— Short problem —
Find how many lines of the listing below include the word "Please", then report the number by itself.

— Given information —
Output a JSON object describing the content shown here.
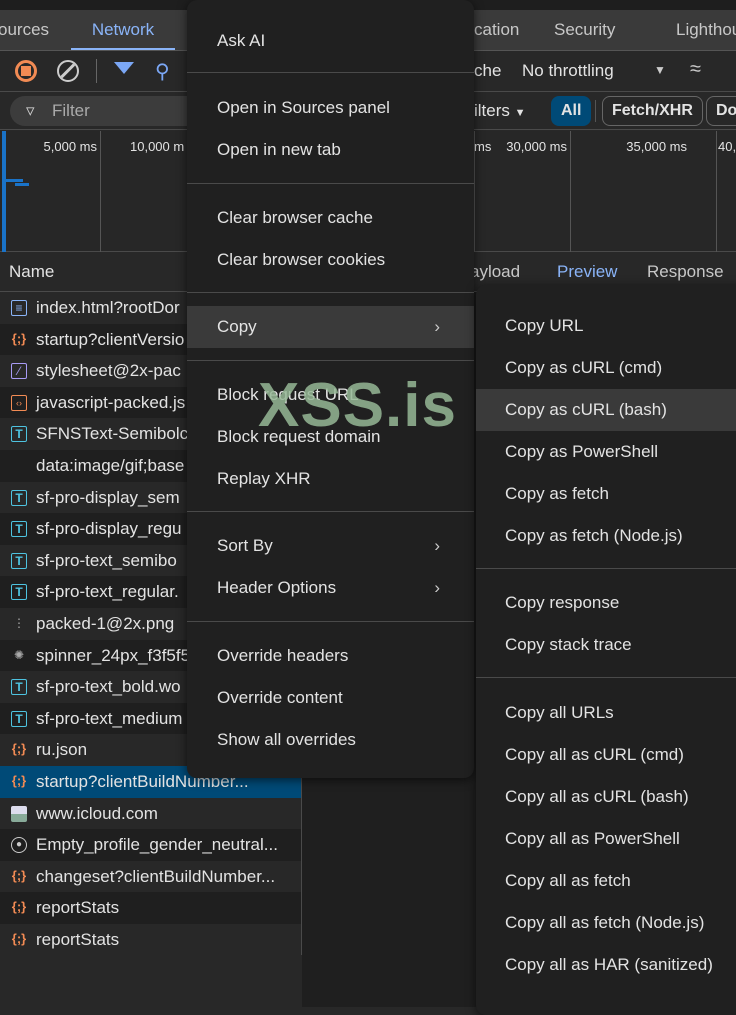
{
  "tabs": [
    {
      "label": "ources"
    },
    {
      "label": "Network",
      "active": true
    },
    {
      "label": "cation"
    },
    {
      "label": "Security"
    },
    {
      "label": "Lighthou"
    }
  ],
  "toolbar": {
    "cache_label": "che",
    "throttling": "No throttling"
  },
  "filter": {
    "placeholder": "Filter",
    "more_filters": "ilters",
    "chips": [
      "All",
      "Fetch/XHR",
      "Do"
    ]
  },
  "timeline": {
    "ticks": [
      "5,000 ms",
      "10,000 m",
      "ms",
      "30,000 ms",
      "35,000 ms",
      "40,"
    ]
  },
  "table": {
    "name_header": "Name",
    "detail_tabs": [
      "ayload",
      "Preview",
      "Response"
    ],
    "rows": [
      {
        "icon": "document-icon",
        "name": "index.html?rootDor"
      },
      {
        "icon": "json-icon",
        "name": "startup?clientVersio"
      },
      {
        "icon": "stylesheet-icon",
        "name": "stylesheet@2x-pac"
      },
      {
        "icon": "script-icon",
        "name": "javascript-packed.js"
      },
      {
        "icon": "font-icon",
        "name": "SFNSText-Semibolc"
      },
      {
        "icon": "",
        "name": "data:image/gif;base"
      },
      {
        "icon": "font-icon",
        "name": "sf-pro-display_sem"
      },
      {
        "icon": "font-icon",
        "name": "sf-pro-display_regu"
      },
      {
        "icon": "font-icon",
        "name": "sf-pro-text_semibo"
      },
      {
        "icon": "font-icon",
        "name": "sf-pro-text_regular."
      },
      {
        "icon": "image-dots-icon",
        "name": "packed-1@2x.png"
      },
      {
        "icon": "spinner-icon",
        "name": "spinner_24px_f3f5f5"
      },
      {
        "icon": "font-icon",
        "name": "sf-pro-text_bold.wo"
      },
      {
        "icon": "font-icon",
        "name": "sf-pro-text_medium"
      },
      {
        "icon": "json-icon",
        "name": "ru.json"
      },
      {
        "icon": "json-icon",
        "name": "startup?clientBuildNumber...",
        "selected": true
      },
      {
        "icon": "image-icon",
        "name": "www.icloud.com"
      },
      {
        "icon": "profile-icon",
        "name": "Empty_profile_gender_neutral..."
      },
      {
        "icon": "json-icon",
        "name": "changeset?clientBuildNumber..."
      },
      {
        "icon": "json-icon",
        "name": "reportStats"
      },
      {
        "icon": "json-icon",
        "name": "reportStats"
      }
    ]
  },
  "context_menu": {
    "items": [
      "Ask AI",
      "Open in Sources panel",
      "Open in new tab",
      "Clear browser cache",
      "Clear browser cookies",
      "Copy",
      "Block request URL",
      "Block request domain",
      "Replay XHR",
      "Sort By",
      "Header Options",
      "Override headers",
      "Override content",
      "Show all overrides"
    ]
  },
  "copy_submenu": {
    "items": [
      "Copy URL",
      "Copy as cURL (cmd)",
      "Copy as cURL (bash)",
      "Copy as PowerShell",
      "Copy as fetch",
      "Copy as fetch (Node.js)",
      "Copy response",
      "Copy stack trace",
      "Copy all URLs",
      "Copy all as cURL (cmd)",
      "Copy all as cURL (bash)",
      "Copy all as PowerShell",
      "Copy all as fetch",
      "Copy all as fetch (Node.js)",
      "Copy all as HAR (sanitized)"
    ],
    "highlighted": "Copy as cURL (bash)"
  },
  "watermark": "XSS.is",
  "colors": {
    "accent": "#8ab4f8",
    "selected_row": "#004a77",
    "record": "#f28b54"
  }
}
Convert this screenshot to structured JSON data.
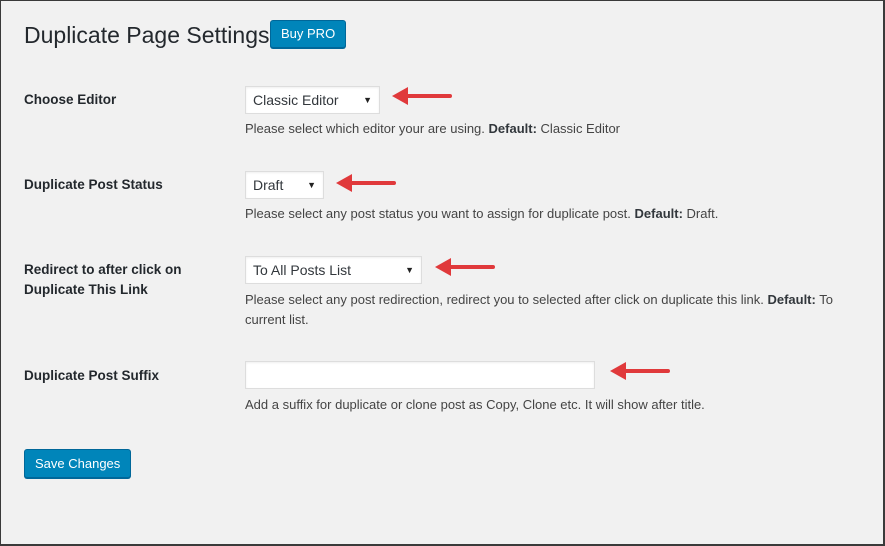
{
  "page_title": "Duplicate Page Settings",
  "buy_pro_label": "Buy PRO",
  "colors": {
    "accent": "#0085ba",
    "arrow": "#e0393b"
  },
  "settings": [
    {
      "label": "Choose Editor",
      "selected": "Classic Editor",
      "desc_text": "Please select which editor your are using.",
      "desc_default_label": "Default:",
      "desc_default_value": "Classic Editor"
    },
    {
      "label": "Duplicate Post Status",
      "selected": "Draft",
      "desc_text": "Please select any post status you want to assign for duplicate post.",
      "desc_default_label": "Default:",
      "desc_default_value": "Draft."
    },
    {
      "label_line1": "Redirect to after click on",
      "label_line2": "Duplicate This Link",
      "selected": "To All Posts List",
      "desc_text": "Please select any post redirection, redirect you to selected after click on duplicate this link.",
      "desc_default_label": "Default:",
      "desc_default_value": "To current list."
    },
    {
      "label": "Duplicate Post Suffix",
      "value": "",
      "desc_text": "Add a suffix for duplicate or clone post as Copy, Clone etc. It will show after title."
    }
  ],
  "save_label": "Save Changes",
  "icons": {
    "dropdown": "triangle-down-icon",
    "annotation": "red-arrow-left-icon"
  }
}
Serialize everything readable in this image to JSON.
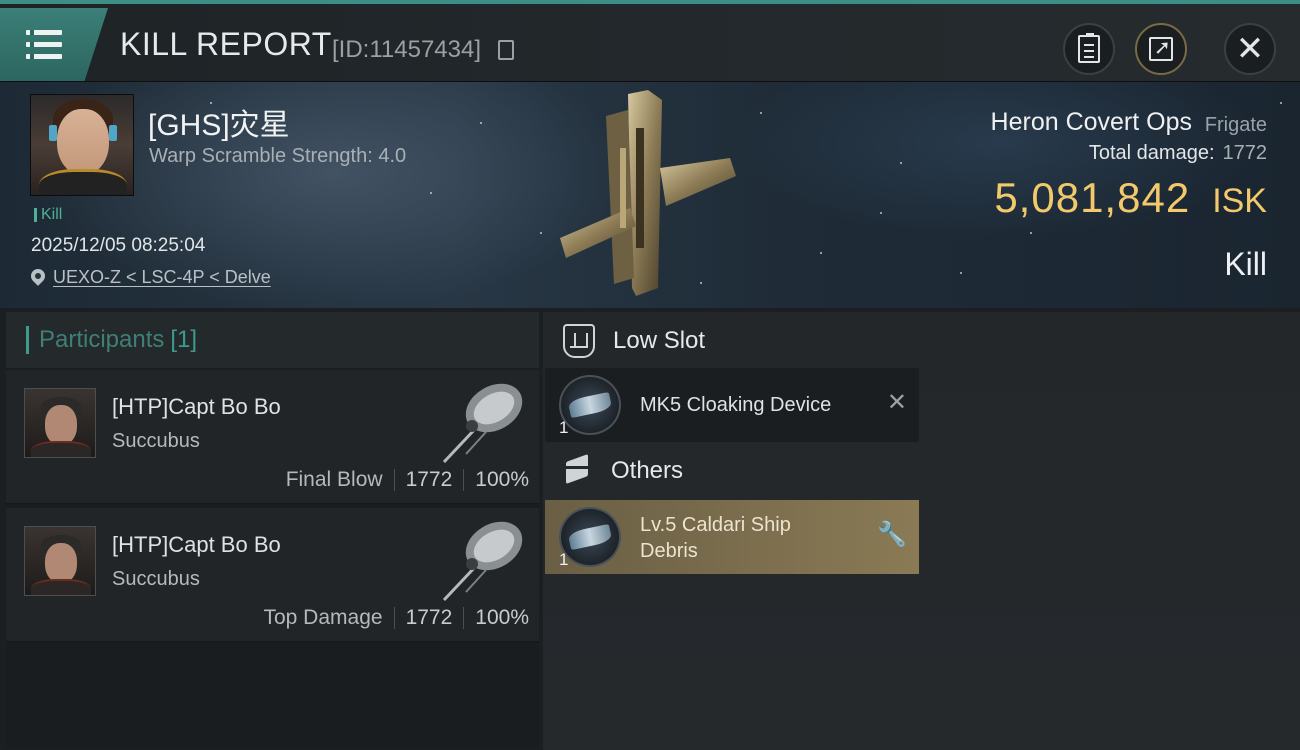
{
  "header": {
    "title": "KILL REPORT",
    "report_id": "[ID:11457434]"
  },
  "victim": {
    "name": "[GHS]灾星",
    "warp_scramble": "Warp Scramble Strength: 4.0",
    "tag": "Kill",
    "datetime": "2025/12/05 08:25:04",
    "location": "UEXO-Z < LSC-4P < Delve",
    "ship_name": "Heron Covert Ops",
    "ship_class": "Frigate",
    "total_damage_label": "Total damage:",
    "total_damage_value": "1772",
    "isk_value": "5,081,842",
    "isk_unit": "ISK",
    "status": "Kill"
  },
  "participants": {
    "label": "Participants",
    "count": "[1]",
    "items": [
      {
        "name": "[HTP]Capt Bo Bo",
        "ship": "Succubus",
        "role": "Final Blow",
        "damage": "1772",
        "percent": "100%"
      },
      {
        "name": "[HTP]Capt Bo Bo",
        "ship": "Succubus",
        "role": "Top Damage",
        "damage": "1772",
        "percent": "100%"
      }
    ]
  },
  "fitting": {
    "low_slot": {
      "title": "Low Slot",
      "items": [
        {
          "name": "MK5 Cloaking Device",
          "qty": "1"
        }
      ]
    },
    "others": {
      "title": "Others",
      "items": [
        {
          "name_line1": "Lv.5 Caldari Ship",
          "name_line2": "Debris",
          "qty": "1"
        }
      ]
    }
  },
  "colors": {
    "accent_teal": "#3d8f86",
    "isk_gold": "#f2c96b",
    "debris_highlight": "#8a7a55"
  },
  "icons": [
    "menu-icon",
    "copy-icon",
    "document-icon",
    "share-icon",
    "close-icon",
    "location-pin-icon",
    "low-slot-icon",
    "box-icon",
    "x-icon",
    "wrench-icon"
  ]
}
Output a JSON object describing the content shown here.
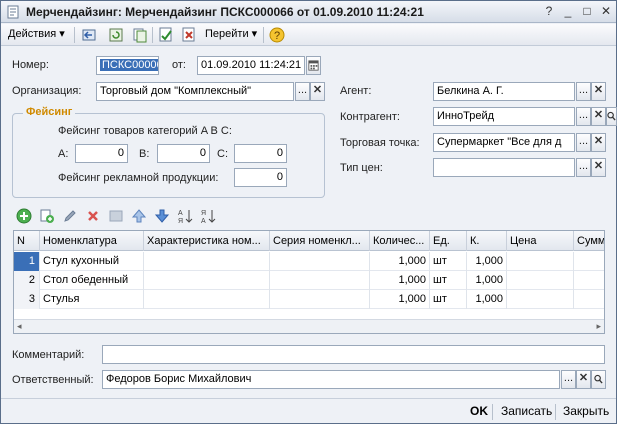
{
  "window": {
    "title": "Мерчендайзинг: Мерчендайзинг ПСКС000066 от 01.09.2010 11:24:21"
  },
  "toolbar": {
    "actions_label": "Действия",
    "goto_label": "Перейти"
  },
  "header": {
    "number_label": "Номер:",
    "number_value": "ПСКС00006",
    "date_label": "от:",
    "date_value": "01.09.2010 11:24:21",
    "org_label": "Организация:",
    "org_value": "Торговый дом \"Комплексный\"",
    "agent_label": "Агент:",
    "agent_value": "Белкина А. Г.",
    "counterparty_label": "Контрагент:",
    "counterparty_value": "ИнноТрейд",
    "outlet_label": "Торговая точка:",
    "outlet_value": "Супермаркет \"Все для д",
    "price_type_label": "Тип цен:",
    "price_type_value": ""
  },
  "facing": {
    "title": "Фейсинг",
    "categories_label": "Фейсинг товаров категорий A B C:",
    "a_label": "A:",
    "a_value": "0",
    "b_label": "B:",
    "b_value": "0",
    "c_label": "C:",
    "c_value": "0",
    "ads_label": "Фейсинг рекламной продукции:",
    "ads_value": "0"
  },
  "table": {
    "columns": [
      "N",
      "Номенклатура",
      "Характеристика ном...",
      "Серия номенкл...",
      "Количес...",
      "Ед.",
      "К.",
      "Цена",
      "Сумм"
    ],
    "rows": [
      {
        "n": "1",
        "item": "Стул кухонный",
        "char": "",
        "series": "",
        "qty": "1,000",
        "unit": "шт",
        "k": "1,000",
        "price": "",
        "sum": ""
      },
      {
        "n": "2",
        "item": "Стол обеденный",
        "char": "",
        "series": "",
        "qty": "1,000",
        "unit": "шт",
        "k": "1,000",
        "price": "",
        "sum": ""
      },
      {
        "n": "3",
        "item": "Стулья",
        "char": "",
        "series": "",
        "qty": "1,000",
        "unit": "шт",
        "k": "1,000",
        "price": "",
        "sum": ""
      }
    ]
  },
  "footer": {
    "comment_label": "Комментарий:",
    "comment_value": "",
    "responsible_label": "Ответственный:",
    "responsible_value": "Федоров Борис Михайлович"
  },
  "buttons": {
    "ok": "OK",
    "save": "Записать",
    "close": "Закрыть",
    "ellipsis": "...",
    "clear": "✕"
  },
  "colors": {
    "accent": "#3a6fb7",
    "group_title": "#d08a00"
  }
}
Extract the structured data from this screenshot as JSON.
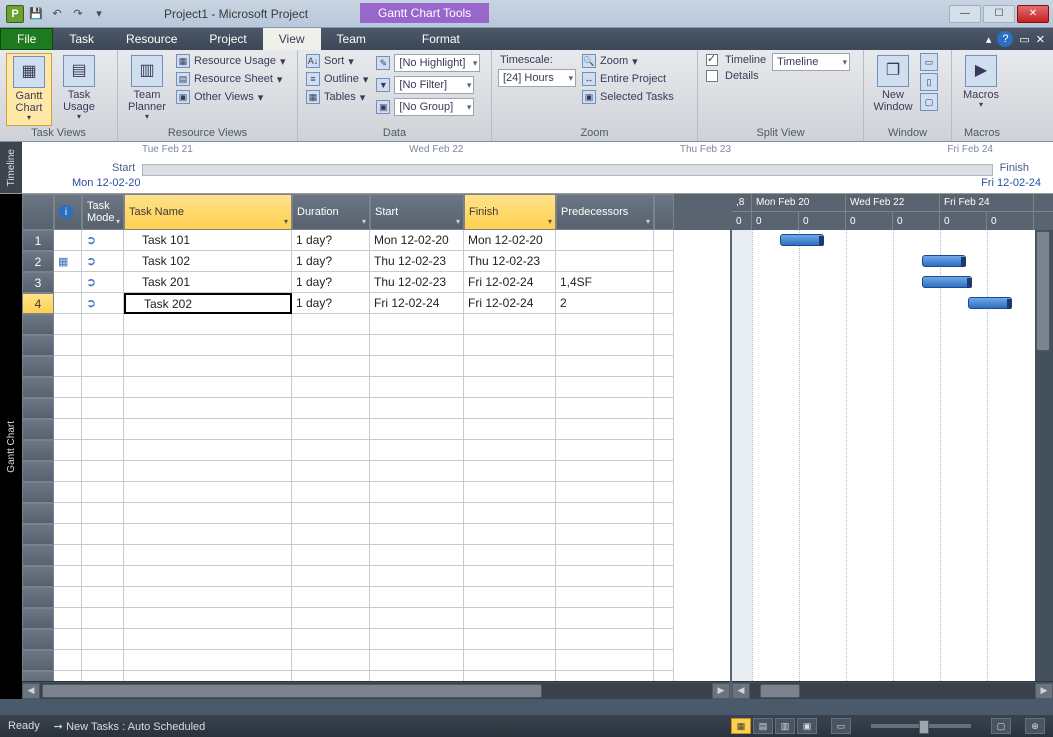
{
  "title": "Project1  -  Microsoft Project",
  "tools_tab": "Gantt Chart Tools",
  "menu": {
    "file": "File",
    "task": "Task",
    "resource": "Resource",
    "project": "Project",
    "view": "View",
    "team": "Team",
    "format": "Format"
  },
  "ribbon": {
    "task_views": {
      "label": "Task Views",
      "gantt": "Gantt Chart",
      "task_usage": "Task Usage"
    },
    "resource_views": {
      "label": "Resource Views",
      "team_planner": "Team Planner",
      "resource_usage": "Resource Usage",
      "resource_sheet": "Resource Sheet",
      "other_views": "Other Views"
    },
    "data": {
      "label": "Data",
      "sort": "Sort",
      "outline": "Outline",
      "tables": "Tables",
      "highlight": "[No Highlight]",
      "filter": "[No Filter]",
      "group": "[No Group]"
    },
    "zoom": {
      "label": "Zoom",
      "timescale_lbl": "Timescale:",
      "timescale_val": "[24] Hours",
      "zoom_btn": "Zoom",
      "entire": "Entire Project",
      "selected": "Selected Tasks"
    },
    "split": {
      "label": "Split View",
      "timeline_chk": "Timeline",
      "timeline_val": "Timeline",
      "details_chk": "Details"
    },
    "window": {
      "label": "Window",
      "new_window": "New Window"
    },
    "macros": {
      "label": "Macros",
      "macros_btn": "Macros"
    }
  },
  "timeline": {
    "side": "Timeline",
    "dates": [
      "Tue Feb 21",
      "Wed Feb 22",
      "Thu Feb 23",
      "Fri Feb 24"
    ],
    "start_lbl": "Start",
    "finish_lbl": "Finish",
    "start_date": "Mon 12-02-20",
    "finish_date": "Fri 12-02-24"
  },
  "gc_side": "Gantt Chart",
  "columns": {
    "info": "ℹ",
    "mode": "Task Mode",
    "name": "Task Name",
    "duration": "Duration",
    "start": "Start",
    "finish": "Finish",
    "pred": "Predecessors"
  },
  "rows": [
    {
      "n": "1",
      "ind": "",
      "name": "Task 101",
      "dur": "1 day?",
      "start": "Mon 12-02-20",
      "finish": "Mon 12-02-20",
      "pred": ""
    },
    {
      "n": "2",
      "ind": "grid",
      "name": "Task 102",
      "dur": "1 day?",
      "start": "Thu 12-02-23",
      "finish": "Thu 12-02-23",
      "pred": ""
    },
    {
      "n": "3",
      "ind": "",
      "name": "Task 201",
      "dur": "1 day?",
      "start": "Thu 12-02-23",
      "finish": "Fri 12-02-24",
      "pred": "1,4SF"
    },
    {
      "n": "4",
      "ind": "",
      "name": "Task 202",
      "dur": "1 day?",
      "start": "Fri 12-02-24",
      "finish": "Fri 12-02-24",
      "pred": "2"
    }
  ],
  "selected_row": 3,
  "gantt_hdr_top": [
    ",8",
    "Mon Feb 20",
    "Wed Feb 22",
    "Fri Feb 24"
  ],
  "gantt_hdr_bot": [
    "0",
    "0",
    "0",
    "0",
    "0",
    "0",
    "0"
  ],
  "status": {
    "ready": "Ready",
    "newtasks": "New Tasks : Auto Scheduled"
  },
  "chart_data": {
    "type": "gantt",
    "time_axis": {
      "start": "2012-02-18",
      "end": "2012-02-25",
      "major_ticks": [
        "Mon Feb 20",
        "Wed Feb 22",
        "Fri Feb 24"
      ],
      "minor_tick_label": "0"
    },
    "tasks": [
      {
        "id": 1,
        "name": "Task 101",
        "start": "2012-02-20",
        "finish": "2012-02-20",
        "duration_days": 1,
        "predecessors": []
      },
      {
        "id": 2,
        "name": "Task 102",
        "start": "2012-02-23",
        "finish": "2012-02-23",
        "duration_days": 1,
        "predecessors": []
      },
      {
        "id": 3,
        "name": "Task 201",
        "start": "2012-02-23",
        "finish": "2012-02-24",
        "duration_days": 1,
        "predecessors": [
          "1",
          "4SF"
        ]
      },
      {
        "id": 4,
        "name": "Task 202",
        "start": "2012-02-24",
        "finish": "2012-02-24",
        "duration_days": 1,
        "predecessors": [
          "2"
        ]
      }
    ]
  }
}
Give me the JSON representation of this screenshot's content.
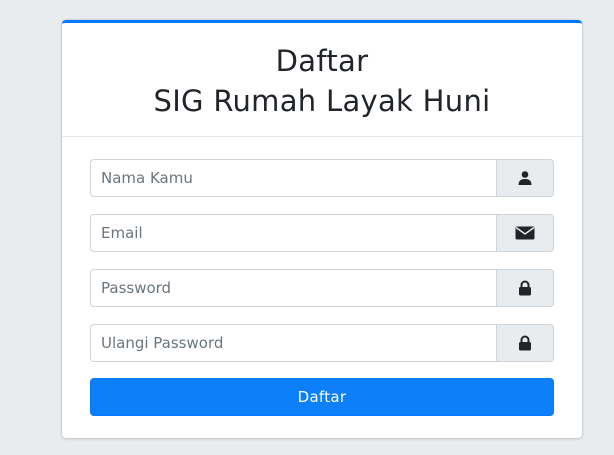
{
  "header": {
    "title_line1": "Daftar",
    "title_line2": "SIG Rumah Layak Huni"
  },
  "form": {
    "name": {
      "placeholder": "Nama Kamu",
      "icon": "user-icon"
    },
    "email": {
      "placeholder": "Email",
      "icon": "envelope-icon"
    },
    "password": {
      "placeholder": "Password",
      "icon": "lock-icon"
    },
    "password_confirm": {
      "placeholder": "Ulangi Password",
      "icon": "lock-icon"
    },
    "submit_label": "Daftar"
  },
  "colors": {
    "accent": "#007bff",
    "background": "#e9ecef",
    "addon_background": "#e9ecef",
    "icon": "#212529"
  }
}
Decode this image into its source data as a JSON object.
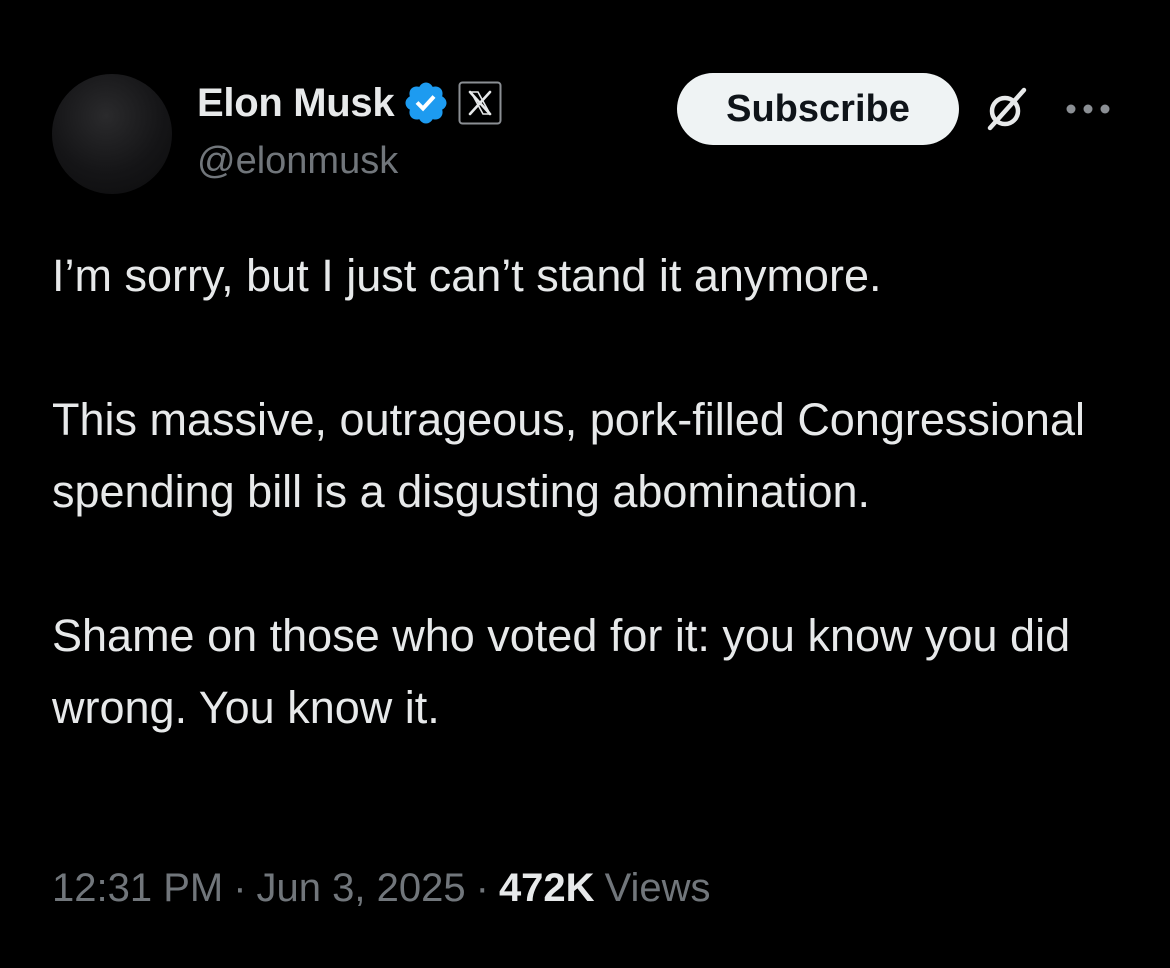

— Result —
3